» WHAT THE TASK REQUIRES: Scan the data below for the string "text". Show every line where it turns up.

[Figure record listings]
☆ ☆ ☆

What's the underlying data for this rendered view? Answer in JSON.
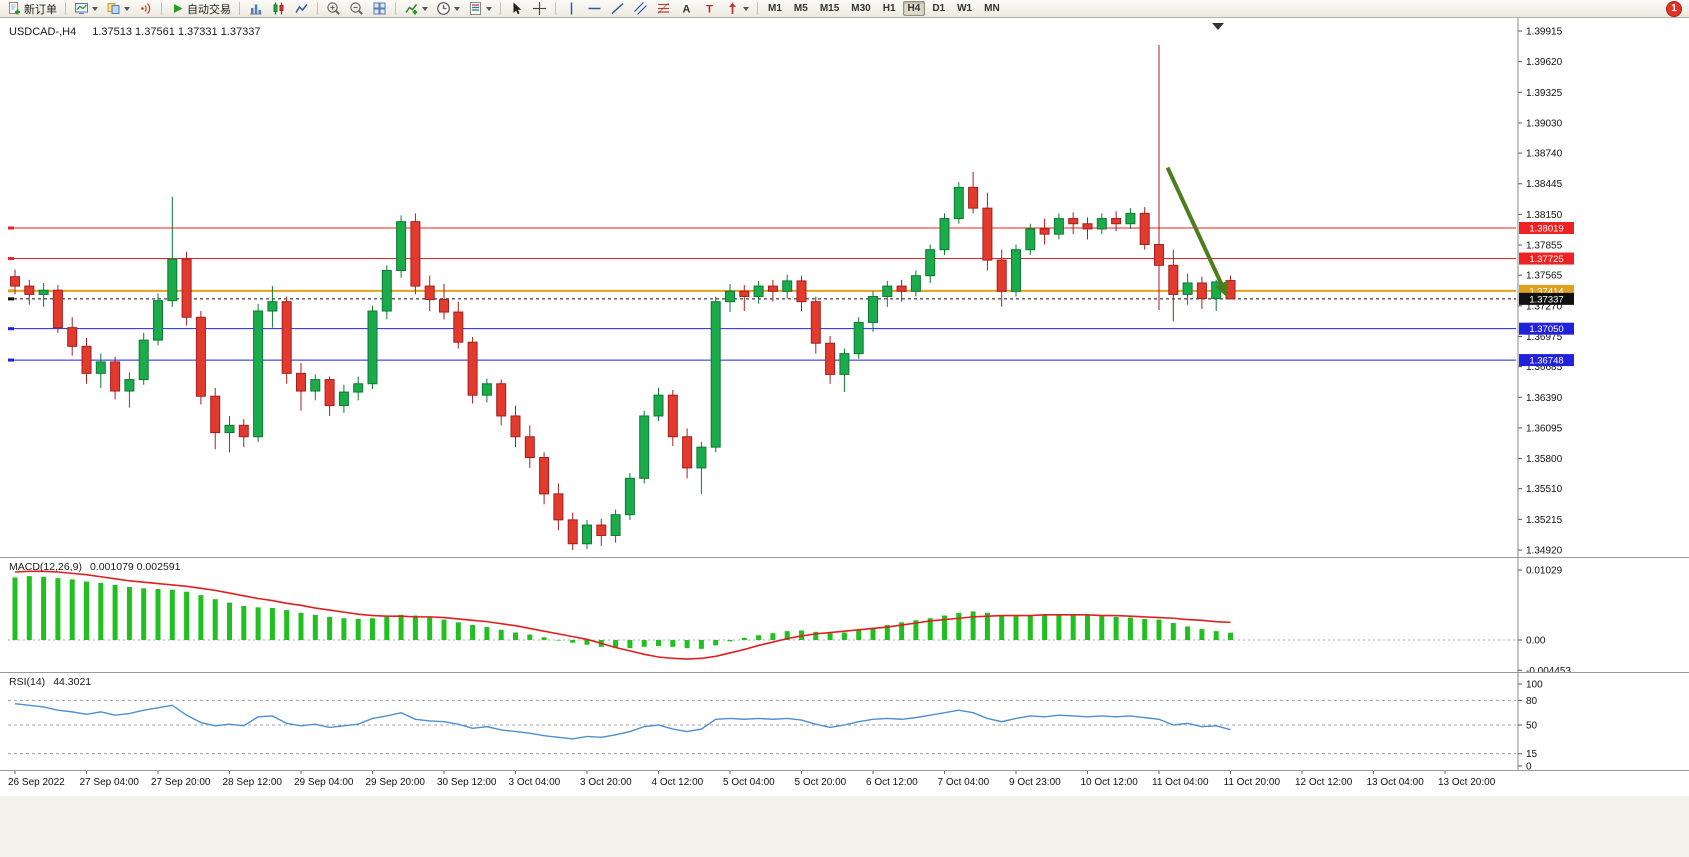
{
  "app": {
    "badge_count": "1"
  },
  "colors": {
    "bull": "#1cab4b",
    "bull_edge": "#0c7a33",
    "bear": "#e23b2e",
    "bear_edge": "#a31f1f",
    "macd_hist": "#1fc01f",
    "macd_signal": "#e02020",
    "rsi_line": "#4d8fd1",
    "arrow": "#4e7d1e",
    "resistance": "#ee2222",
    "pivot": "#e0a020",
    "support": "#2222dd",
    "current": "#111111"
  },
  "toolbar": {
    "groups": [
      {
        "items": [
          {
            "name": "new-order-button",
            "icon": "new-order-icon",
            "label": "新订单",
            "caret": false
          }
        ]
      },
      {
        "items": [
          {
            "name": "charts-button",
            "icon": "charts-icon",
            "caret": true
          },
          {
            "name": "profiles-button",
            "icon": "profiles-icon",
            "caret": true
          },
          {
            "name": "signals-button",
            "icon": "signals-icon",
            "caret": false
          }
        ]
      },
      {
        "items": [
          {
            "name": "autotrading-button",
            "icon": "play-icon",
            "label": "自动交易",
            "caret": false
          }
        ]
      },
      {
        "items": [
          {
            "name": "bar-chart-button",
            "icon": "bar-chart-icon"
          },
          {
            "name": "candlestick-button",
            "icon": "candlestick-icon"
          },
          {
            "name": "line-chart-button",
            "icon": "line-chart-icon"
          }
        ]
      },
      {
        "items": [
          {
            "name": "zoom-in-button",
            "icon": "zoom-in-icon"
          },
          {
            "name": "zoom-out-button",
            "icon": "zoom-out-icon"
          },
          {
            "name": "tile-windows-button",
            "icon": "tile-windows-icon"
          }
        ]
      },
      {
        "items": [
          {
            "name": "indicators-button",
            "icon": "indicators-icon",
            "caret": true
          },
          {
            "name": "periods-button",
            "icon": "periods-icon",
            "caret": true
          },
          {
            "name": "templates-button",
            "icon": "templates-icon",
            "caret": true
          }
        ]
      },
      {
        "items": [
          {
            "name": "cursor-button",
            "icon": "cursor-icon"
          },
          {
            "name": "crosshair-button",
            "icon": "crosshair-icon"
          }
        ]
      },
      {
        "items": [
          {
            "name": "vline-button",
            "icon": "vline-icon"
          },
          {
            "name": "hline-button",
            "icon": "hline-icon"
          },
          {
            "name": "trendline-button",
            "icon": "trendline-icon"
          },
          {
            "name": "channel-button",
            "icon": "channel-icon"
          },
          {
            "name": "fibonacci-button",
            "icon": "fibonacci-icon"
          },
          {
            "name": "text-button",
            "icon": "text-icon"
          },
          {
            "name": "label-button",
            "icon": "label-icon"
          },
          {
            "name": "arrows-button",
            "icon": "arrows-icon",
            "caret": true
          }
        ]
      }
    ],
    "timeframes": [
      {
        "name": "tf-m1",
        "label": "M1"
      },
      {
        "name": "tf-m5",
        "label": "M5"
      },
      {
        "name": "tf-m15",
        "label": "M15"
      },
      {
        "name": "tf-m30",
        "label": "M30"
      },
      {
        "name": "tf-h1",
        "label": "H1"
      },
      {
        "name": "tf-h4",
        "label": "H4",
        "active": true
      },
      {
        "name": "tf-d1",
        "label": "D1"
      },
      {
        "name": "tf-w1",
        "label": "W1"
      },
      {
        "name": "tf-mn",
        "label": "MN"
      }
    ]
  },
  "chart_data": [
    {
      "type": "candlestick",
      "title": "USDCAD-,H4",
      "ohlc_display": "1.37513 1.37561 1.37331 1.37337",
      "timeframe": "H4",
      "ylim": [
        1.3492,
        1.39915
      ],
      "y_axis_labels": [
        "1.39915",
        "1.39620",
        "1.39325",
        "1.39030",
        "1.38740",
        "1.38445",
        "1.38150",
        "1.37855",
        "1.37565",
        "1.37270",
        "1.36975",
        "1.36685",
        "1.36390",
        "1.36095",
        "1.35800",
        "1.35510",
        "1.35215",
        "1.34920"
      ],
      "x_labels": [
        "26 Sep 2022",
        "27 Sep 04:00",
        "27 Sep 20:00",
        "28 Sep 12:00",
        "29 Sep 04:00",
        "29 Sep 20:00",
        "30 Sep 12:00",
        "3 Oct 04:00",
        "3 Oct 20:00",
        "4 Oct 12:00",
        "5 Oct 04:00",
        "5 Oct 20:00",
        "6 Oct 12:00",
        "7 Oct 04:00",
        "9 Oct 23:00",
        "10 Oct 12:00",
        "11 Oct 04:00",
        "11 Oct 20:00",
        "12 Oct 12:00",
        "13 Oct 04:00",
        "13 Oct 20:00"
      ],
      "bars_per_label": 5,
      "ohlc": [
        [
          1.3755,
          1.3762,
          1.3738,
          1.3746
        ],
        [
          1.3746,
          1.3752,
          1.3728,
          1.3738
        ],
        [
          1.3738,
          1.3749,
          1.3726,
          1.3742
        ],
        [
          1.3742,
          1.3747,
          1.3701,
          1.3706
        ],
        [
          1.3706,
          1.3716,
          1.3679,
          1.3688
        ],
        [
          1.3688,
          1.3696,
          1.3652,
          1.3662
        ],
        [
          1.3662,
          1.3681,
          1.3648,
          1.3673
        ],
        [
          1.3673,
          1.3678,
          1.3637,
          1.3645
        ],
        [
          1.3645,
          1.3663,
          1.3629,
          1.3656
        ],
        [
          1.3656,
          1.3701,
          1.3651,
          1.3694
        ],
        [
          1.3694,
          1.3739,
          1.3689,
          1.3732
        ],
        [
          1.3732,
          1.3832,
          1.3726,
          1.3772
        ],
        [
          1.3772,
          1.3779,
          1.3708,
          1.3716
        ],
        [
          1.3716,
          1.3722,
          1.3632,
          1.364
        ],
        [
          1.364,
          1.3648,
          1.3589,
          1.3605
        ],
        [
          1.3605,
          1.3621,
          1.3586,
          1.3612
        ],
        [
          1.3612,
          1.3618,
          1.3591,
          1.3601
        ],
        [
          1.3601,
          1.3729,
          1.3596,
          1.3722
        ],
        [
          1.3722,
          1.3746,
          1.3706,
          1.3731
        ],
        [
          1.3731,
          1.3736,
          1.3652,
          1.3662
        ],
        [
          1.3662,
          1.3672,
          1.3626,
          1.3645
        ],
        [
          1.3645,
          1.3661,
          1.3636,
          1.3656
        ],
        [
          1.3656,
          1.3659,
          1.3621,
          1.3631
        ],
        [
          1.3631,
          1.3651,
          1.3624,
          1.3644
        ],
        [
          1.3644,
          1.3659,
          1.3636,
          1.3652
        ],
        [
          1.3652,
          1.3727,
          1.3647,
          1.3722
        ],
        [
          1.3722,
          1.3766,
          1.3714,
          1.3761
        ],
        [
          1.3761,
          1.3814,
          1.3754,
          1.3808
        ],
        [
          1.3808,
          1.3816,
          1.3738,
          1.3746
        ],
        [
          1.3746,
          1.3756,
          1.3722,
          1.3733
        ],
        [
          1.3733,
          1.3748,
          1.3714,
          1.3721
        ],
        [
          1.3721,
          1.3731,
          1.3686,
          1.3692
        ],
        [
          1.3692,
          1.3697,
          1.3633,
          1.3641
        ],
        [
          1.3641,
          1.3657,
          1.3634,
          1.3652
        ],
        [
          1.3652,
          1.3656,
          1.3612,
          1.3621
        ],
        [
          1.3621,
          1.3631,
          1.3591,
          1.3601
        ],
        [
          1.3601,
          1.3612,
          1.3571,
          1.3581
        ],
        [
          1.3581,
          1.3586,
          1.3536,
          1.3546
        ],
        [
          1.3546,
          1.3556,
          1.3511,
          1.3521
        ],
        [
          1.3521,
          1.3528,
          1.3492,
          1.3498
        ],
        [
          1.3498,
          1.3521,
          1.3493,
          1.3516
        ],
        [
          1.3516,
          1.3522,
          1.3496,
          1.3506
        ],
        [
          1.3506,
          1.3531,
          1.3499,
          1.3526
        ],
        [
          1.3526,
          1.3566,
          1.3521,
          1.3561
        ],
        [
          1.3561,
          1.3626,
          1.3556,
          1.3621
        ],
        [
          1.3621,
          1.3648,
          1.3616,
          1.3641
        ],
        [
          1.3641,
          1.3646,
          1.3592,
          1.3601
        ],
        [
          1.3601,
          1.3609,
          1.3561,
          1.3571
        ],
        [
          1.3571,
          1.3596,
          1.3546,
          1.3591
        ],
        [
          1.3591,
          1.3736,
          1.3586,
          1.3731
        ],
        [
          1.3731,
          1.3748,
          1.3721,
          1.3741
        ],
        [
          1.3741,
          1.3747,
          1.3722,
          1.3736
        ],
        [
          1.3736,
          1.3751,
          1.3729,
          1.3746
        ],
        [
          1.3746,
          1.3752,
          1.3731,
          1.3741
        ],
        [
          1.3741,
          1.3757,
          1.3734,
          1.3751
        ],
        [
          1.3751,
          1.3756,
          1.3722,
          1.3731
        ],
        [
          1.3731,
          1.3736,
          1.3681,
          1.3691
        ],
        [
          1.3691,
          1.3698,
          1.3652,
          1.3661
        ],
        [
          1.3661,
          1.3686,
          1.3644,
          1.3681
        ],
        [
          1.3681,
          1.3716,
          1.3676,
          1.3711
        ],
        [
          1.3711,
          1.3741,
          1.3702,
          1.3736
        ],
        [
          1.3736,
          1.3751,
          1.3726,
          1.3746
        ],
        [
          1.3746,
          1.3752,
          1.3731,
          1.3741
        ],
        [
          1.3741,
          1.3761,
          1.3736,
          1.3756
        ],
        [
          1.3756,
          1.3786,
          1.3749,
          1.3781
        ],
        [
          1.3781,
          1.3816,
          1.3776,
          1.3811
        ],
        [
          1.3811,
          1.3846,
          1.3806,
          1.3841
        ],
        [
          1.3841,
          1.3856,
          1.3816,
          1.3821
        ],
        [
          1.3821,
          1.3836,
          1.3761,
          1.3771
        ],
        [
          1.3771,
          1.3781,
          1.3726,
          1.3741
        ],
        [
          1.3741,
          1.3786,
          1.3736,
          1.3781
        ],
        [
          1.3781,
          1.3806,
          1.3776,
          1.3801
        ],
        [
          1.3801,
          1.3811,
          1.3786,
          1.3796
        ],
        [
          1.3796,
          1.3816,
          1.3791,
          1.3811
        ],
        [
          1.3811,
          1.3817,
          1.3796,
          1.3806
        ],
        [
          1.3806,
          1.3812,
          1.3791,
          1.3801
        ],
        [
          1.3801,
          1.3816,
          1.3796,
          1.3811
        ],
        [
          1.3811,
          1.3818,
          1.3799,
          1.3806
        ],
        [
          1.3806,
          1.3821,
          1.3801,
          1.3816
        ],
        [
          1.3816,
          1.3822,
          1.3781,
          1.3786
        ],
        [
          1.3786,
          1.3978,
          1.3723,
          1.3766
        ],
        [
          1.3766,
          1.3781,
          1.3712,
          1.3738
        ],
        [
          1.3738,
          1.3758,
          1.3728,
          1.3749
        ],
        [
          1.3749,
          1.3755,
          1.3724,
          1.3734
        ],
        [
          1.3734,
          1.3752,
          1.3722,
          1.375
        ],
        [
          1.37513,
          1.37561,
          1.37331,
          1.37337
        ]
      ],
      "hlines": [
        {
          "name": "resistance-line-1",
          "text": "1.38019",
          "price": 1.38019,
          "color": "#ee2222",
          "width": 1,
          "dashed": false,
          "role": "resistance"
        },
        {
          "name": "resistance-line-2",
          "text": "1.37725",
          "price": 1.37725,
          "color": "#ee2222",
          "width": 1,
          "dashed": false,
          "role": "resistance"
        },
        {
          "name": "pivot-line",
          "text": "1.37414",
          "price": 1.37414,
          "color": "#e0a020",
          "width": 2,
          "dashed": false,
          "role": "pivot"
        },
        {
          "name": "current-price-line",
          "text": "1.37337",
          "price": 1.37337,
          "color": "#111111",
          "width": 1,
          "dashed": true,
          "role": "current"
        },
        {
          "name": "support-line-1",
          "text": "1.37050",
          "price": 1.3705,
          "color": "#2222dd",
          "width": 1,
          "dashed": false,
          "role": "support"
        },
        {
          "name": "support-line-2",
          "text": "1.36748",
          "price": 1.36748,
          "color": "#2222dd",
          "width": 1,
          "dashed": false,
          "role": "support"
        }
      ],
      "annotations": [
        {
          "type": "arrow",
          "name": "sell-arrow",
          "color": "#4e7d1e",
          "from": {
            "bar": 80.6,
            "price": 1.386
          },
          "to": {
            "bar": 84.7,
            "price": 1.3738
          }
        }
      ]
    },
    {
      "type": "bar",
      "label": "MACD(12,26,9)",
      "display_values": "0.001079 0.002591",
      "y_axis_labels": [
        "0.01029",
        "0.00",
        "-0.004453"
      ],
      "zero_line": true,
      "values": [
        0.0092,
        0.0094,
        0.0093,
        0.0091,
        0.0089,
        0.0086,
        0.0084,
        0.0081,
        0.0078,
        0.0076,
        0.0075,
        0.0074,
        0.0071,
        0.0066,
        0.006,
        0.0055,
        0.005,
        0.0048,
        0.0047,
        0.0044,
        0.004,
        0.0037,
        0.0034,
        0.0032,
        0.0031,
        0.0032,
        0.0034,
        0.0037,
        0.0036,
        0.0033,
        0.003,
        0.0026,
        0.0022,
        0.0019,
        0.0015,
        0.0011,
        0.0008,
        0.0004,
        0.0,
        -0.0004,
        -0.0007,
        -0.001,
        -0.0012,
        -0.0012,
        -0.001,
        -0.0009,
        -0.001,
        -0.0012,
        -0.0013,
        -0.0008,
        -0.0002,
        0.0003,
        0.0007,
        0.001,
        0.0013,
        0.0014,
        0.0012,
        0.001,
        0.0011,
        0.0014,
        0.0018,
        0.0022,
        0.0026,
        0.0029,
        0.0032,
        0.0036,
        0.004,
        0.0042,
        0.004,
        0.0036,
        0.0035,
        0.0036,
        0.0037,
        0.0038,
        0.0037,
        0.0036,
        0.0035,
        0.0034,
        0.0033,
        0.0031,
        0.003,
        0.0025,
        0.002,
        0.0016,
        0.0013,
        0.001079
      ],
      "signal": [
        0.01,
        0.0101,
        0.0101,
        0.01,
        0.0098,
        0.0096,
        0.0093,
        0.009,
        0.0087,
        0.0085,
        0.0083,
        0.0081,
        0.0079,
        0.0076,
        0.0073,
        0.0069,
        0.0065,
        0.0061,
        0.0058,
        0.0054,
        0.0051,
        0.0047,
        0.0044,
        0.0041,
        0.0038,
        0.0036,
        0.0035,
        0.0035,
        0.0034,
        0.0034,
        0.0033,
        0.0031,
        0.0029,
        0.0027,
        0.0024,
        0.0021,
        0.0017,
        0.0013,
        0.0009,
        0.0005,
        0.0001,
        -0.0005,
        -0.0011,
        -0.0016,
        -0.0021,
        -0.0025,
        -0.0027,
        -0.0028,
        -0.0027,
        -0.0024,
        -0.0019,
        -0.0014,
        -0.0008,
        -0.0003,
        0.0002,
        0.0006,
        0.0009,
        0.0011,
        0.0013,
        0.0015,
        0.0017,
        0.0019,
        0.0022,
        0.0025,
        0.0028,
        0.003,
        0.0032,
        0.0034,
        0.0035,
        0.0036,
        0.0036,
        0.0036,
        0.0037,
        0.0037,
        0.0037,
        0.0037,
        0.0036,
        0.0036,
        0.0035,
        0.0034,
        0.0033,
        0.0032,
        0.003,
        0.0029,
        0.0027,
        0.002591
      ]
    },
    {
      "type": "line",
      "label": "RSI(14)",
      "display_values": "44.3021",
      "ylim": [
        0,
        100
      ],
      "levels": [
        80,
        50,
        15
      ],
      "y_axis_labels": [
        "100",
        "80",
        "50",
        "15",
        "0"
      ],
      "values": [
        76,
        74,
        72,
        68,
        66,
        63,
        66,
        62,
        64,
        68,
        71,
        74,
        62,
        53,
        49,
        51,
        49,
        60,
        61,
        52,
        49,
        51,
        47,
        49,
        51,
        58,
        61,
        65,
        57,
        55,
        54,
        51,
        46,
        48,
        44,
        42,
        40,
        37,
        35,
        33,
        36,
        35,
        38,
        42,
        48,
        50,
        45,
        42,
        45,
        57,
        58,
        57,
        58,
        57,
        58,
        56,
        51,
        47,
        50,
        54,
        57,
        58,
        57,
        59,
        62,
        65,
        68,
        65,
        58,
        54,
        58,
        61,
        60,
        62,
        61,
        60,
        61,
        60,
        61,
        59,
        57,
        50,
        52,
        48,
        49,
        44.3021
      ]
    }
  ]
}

☆ ☆ ☆

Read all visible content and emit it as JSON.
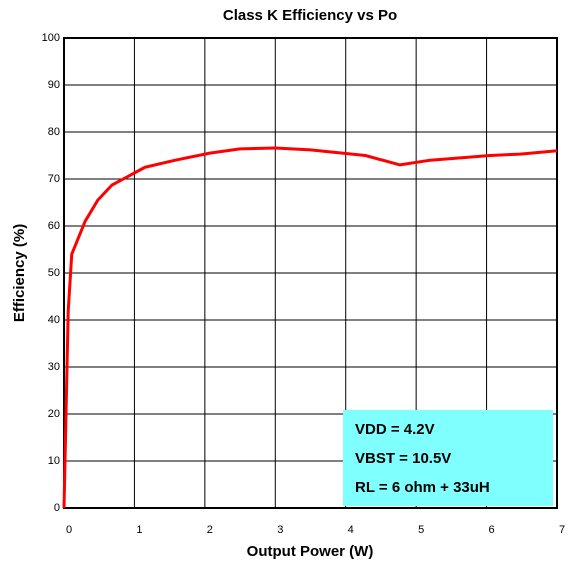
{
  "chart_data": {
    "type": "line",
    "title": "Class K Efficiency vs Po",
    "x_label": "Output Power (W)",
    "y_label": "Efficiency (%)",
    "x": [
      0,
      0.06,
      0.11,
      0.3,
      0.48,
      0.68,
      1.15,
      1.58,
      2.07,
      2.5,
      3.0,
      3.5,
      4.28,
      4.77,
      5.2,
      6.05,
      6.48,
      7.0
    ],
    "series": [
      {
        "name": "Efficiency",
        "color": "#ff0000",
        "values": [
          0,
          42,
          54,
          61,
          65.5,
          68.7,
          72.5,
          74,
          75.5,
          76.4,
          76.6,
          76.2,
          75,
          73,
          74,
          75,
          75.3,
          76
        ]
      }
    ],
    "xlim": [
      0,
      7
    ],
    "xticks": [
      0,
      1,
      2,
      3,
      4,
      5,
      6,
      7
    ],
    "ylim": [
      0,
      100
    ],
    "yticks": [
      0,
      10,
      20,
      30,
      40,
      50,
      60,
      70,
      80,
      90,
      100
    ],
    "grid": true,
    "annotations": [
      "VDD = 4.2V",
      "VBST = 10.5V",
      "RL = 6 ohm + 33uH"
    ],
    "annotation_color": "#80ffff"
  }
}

☆ ☆ ☆

» WRITTEN SOLUTION:
            "name": "text-button",
            "icon": "text-icon"
          "text": "1.38019",
          "text": "1.37725",
          "text": "1.37414",
          "text": "1.37337",
          "text": "1.37050",
          "text": "1.36748",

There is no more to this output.